Gather all lines from the material that contain the word "this".
***** Records for the task
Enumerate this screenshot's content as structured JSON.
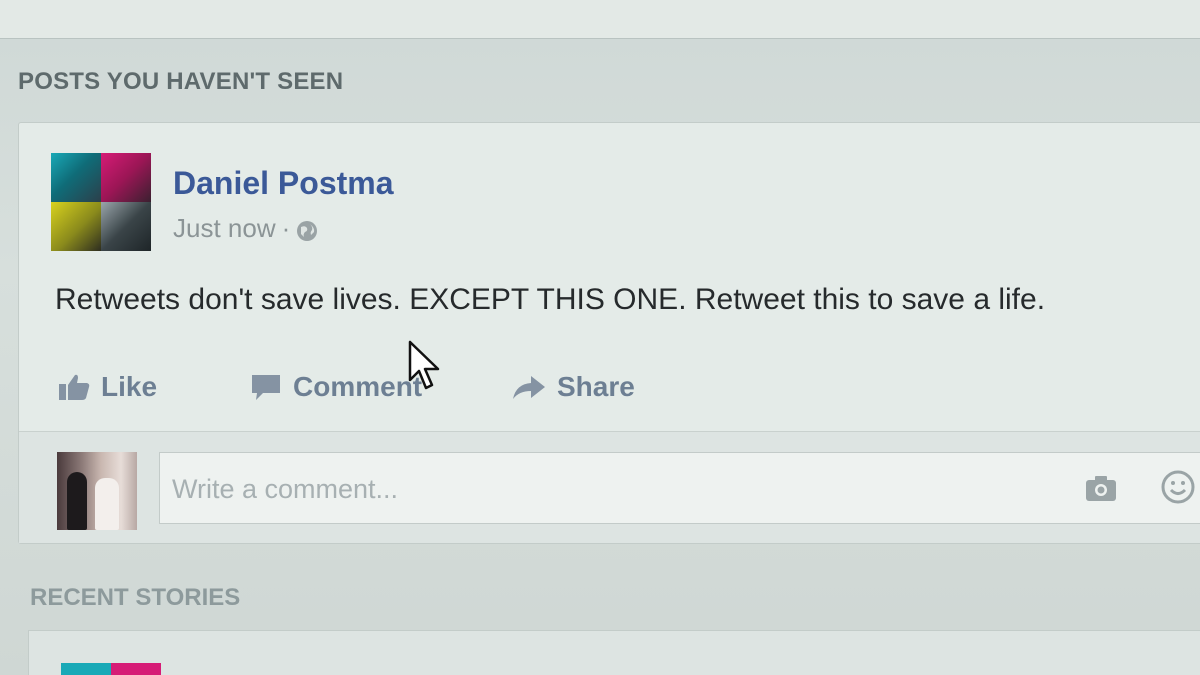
{
  "feed": {
    "section_unseen": "POSTS YOU HAVEN'T SEEN",
    "section_recent": "RECENT STORIES"
  },
  "post": {
    "author": "Daniel Postma",
    "timestamp": "Just now",
    "separator": "·",
    "privacy_icon": "globe-icon",
    "text": "Retweets don't save lives. EXCEPT THIS ONE. Retweet this to save a life."
  },
  "actions": {
    "like_label": "Like",
    "comment_label": "Comment",
    "share_label": "Share"
  },
  "comment_box": {
    "placeholder": "Write a comment...",
    "value": ""
  },
  "colors": {
    "link_blue": "#3b5998",
    "action_gray": "#6d7f93",
    "text": "#262a2c"
  }
}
**********
(Full solution)
Enumerate this screenshot's content as structured JSON.
    "text": "Retweets don't save lives. EXCEPT THIS ONE. Retweet this to save a life."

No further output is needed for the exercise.